(Data records)
········

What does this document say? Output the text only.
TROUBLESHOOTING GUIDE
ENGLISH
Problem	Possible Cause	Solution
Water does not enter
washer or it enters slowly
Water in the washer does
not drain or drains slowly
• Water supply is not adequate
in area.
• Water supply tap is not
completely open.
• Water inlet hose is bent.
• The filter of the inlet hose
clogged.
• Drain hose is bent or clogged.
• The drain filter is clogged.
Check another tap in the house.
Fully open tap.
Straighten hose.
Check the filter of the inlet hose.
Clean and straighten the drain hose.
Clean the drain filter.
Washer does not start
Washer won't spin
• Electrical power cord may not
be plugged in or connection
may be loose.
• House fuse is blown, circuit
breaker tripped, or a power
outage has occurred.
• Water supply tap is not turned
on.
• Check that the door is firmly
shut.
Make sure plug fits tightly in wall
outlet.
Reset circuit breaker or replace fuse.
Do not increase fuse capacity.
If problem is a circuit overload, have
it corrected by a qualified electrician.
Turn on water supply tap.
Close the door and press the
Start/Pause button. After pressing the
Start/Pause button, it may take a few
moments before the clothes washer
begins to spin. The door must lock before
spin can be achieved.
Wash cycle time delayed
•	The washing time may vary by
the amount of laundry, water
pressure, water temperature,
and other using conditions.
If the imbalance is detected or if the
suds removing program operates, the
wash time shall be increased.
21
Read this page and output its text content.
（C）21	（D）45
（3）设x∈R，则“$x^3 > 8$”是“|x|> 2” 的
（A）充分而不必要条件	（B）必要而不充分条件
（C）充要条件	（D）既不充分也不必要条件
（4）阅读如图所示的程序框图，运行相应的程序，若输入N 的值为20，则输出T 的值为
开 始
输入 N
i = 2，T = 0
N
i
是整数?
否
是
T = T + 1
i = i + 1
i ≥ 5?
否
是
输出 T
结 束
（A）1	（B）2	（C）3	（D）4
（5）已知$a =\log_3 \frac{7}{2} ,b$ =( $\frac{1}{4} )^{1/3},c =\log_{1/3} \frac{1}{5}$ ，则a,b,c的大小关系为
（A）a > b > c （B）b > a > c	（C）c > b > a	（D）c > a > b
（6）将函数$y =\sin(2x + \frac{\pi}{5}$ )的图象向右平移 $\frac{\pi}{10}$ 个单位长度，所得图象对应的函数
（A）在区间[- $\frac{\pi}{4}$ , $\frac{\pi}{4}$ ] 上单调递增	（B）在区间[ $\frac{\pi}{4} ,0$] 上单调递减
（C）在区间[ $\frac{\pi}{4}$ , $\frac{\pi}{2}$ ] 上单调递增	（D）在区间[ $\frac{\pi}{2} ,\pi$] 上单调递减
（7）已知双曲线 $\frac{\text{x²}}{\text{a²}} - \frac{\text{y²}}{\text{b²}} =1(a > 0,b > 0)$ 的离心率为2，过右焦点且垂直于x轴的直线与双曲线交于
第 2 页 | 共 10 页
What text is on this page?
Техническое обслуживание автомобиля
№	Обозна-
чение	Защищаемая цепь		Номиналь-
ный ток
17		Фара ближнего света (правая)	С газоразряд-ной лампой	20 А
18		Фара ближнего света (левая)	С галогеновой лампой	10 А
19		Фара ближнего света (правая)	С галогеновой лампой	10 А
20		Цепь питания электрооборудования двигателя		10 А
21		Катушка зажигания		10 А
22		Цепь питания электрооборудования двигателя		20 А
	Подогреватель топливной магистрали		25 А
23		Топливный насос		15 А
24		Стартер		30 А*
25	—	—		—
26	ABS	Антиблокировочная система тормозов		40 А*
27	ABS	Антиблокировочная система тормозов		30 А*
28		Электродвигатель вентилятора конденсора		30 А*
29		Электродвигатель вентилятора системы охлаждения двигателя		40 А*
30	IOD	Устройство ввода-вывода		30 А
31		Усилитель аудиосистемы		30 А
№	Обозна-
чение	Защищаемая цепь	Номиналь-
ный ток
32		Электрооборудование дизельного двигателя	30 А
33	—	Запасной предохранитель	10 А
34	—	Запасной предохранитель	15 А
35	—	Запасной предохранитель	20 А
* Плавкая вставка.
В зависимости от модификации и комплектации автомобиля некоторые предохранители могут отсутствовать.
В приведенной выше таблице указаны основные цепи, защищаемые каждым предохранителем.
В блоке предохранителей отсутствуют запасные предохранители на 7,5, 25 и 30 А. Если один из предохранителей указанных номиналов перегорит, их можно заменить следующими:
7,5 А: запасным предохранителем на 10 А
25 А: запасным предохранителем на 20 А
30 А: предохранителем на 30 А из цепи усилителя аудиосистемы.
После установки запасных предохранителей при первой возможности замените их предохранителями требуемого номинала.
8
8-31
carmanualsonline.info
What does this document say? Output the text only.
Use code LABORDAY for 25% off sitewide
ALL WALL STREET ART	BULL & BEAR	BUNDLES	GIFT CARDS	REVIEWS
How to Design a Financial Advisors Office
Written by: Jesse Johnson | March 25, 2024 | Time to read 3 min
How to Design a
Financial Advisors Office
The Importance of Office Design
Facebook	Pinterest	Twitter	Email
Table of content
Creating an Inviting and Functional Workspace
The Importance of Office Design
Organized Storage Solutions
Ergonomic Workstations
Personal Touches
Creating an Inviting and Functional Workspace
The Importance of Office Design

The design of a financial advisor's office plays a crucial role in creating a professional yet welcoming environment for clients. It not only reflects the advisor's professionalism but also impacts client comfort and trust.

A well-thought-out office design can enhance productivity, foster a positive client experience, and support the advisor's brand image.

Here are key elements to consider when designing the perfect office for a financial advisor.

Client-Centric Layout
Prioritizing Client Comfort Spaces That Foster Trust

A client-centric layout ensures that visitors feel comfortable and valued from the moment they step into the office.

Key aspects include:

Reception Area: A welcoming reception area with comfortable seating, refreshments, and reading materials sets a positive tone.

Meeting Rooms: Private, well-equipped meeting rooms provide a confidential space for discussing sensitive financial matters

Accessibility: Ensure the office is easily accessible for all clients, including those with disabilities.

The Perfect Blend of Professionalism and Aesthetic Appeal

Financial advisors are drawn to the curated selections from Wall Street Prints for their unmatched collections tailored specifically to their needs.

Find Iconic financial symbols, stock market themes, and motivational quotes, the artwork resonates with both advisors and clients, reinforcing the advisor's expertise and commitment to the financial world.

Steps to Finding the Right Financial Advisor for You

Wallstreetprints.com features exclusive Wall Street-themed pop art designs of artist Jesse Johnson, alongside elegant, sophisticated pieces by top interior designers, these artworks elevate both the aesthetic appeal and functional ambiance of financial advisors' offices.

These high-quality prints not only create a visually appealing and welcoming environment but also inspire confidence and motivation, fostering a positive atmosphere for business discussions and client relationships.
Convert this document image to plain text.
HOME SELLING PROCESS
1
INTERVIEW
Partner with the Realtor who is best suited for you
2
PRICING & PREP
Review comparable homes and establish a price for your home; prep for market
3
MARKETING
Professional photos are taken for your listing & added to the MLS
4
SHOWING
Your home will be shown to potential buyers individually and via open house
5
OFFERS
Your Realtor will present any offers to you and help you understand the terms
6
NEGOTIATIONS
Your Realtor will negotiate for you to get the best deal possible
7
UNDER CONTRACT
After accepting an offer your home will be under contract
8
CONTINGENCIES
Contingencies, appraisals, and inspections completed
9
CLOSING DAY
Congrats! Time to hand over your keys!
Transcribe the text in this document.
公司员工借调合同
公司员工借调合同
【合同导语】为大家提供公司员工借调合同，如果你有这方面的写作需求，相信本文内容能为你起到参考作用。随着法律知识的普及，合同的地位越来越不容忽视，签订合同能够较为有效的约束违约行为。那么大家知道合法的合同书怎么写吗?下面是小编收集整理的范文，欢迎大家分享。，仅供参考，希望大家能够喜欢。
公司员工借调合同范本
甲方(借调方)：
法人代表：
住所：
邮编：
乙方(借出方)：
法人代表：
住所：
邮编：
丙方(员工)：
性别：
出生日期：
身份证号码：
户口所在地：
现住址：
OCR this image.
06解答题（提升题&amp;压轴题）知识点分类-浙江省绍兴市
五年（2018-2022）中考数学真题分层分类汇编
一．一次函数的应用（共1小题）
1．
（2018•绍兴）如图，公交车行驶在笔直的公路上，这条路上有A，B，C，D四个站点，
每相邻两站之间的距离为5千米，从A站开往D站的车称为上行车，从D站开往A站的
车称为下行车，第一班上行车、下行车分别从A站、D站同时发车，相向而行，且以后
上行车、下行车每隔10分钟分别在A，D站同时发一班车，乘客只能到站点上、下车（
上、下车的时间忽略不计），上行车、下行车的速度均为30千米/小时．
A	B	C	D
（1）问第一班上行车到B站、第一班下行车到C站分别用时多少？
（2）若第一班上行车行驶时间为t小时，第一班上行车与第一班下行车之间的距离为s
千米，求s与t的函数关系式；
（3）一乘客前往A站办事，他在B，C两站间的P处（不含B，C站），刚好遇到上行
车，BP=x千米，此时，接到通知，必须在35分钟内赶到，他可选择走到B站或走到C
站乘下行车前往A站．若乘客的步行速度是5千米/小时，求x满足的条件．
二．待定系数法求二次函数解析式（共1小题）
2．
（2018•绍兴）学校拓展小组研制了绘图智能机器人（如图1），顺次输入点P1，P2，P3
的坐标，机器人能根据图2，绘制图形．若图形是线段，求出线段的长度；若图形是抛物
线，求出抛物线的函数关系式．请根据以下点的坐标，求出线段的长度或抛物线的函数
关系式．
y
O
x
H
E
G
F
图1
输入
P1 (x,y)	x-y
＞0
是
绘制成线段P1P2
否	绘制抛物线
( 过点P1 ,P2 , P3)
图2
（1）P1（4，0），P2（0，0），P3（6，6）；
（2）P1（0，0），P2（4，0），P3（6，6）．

········

• _JOB_
Only the lines from the one containing "Convert this document image to plain text." through the end of the entries above belong in the answer; repeat them exactly.

• _WRITTEN SOLUTION_
Convert this document image to plain text.
HOME SELLING PROCESS
1
INTERVIEW
Partner with the Realtor who is best suited for you
2
PRICING & PREP
Review comparable homes and establish a price for your home; prep for market
3
MARKETING
Professional photos are taken for your listing & added to the MLS
4
SHOWING
Your home will be shown to potential buyers individually and via open house
5
OFFERS
Your Realtor will present any offers to you and help you understand the terms
6
NEGOTIATIONS
Your Realtor will negotiate for you to get the best deal possible
7
UNDER CONTRACT
After accepting an offer your home will be under contract
8
CONTINGENCIES
Contingencies, appraisals, and inspections completed
9
CLOSING DAY
Congrats! Time to hand over your keys!
Transcribe the text in this document.
公司员工借调合同
公司员工借调合同
【合同导语】为大家提供公司员工借调合同，如果你有这方面的写作需求，相信本文内容能为你起到参考作用。随着法律知识的普及，合同的地位越来越不容忽视，签订合同能够较为有效的约束违约行为。那么大家知道合法的合同书怎么写吗?下面是小编收集整理的范文，欢迎大家分享。，仅供参考，希望大家能够喜欢。
公司员工借调合同范本
甲方(借调方)：
法人代表：
住所：
邮编：
乙方(借出方)：
法人代表：
住所：
邮编：
丙方(员工)：
性别：
出生日期：
身份证号码：
户口所在地：
现住址：
OCR this image.
06解答题（提升题&amp;压轴题）知识点分类-浙江省绍兴市
五年（2018-2022）中考数学真题分层分类汇编
一．一次函数的应用（共1小题）
1．
（2018•绍兴）如图，公交车行驶在笔直的公路上，这条路上有A，B，C，D四个站点，
每相邻两站之间的距离为5千米，从A站开往D站的车称为上行车，从D站开往A站的
车称为下行车，第一班上行车、下行车分别从A站、D站同时发车，相向而行，且以后
上行车、下行车每隔10分钟分别在A，D站同时发一班车，乘客只能到站点上、下车（
上、下车的时间忽略不计），上行车、下行车的速度均为30千米/小时．
A	B	C	D
（1）问第一班上行车到B站、第一班下行车到C站分别用时多少？
（2）若第一班上行车行驶时间为t小时，第一班上行车与第一班下行车之间的距离为s
千米，求s与t的函数关系式；
（3）一乘客前往A站办事，他在B，C两站间的P处（不含B，C站），刚好遇到上行
车，BP=x千米，此时，接到通知，必须在35分钟内赶到，他可选择走到B站或走到C
站乘下行车前往A站．若乘客的步行速度是5千米/小时，求x满足的条件．
二．待定系数法求二次函数解析式（共1小题）
2．
（2018•绍兴）学校拓展小组研制了绘图智能机器人（如图1），顺次输入点P1，P2，P3
的坐标，机器人能根据图2，绘制图形．若图形是线段，求出线段的长度；若图形是抛物
线，求出抛物线的函数关系式．请根据以下点的坐标，求出线段的长度或抛物线的函数
关系式．
y
O
x
H
E
G
F
图1
输入
P1 (x,y)	x-y
＞0
是
绘制成线段P1P2
否	绘制抛物线
( 过点P1 ,P2 , P3)
图2
（1）P1（4，0），P2（0，0），P3（6，6）；
（2）P1（0，0），P2（4，0），P3（6，6）．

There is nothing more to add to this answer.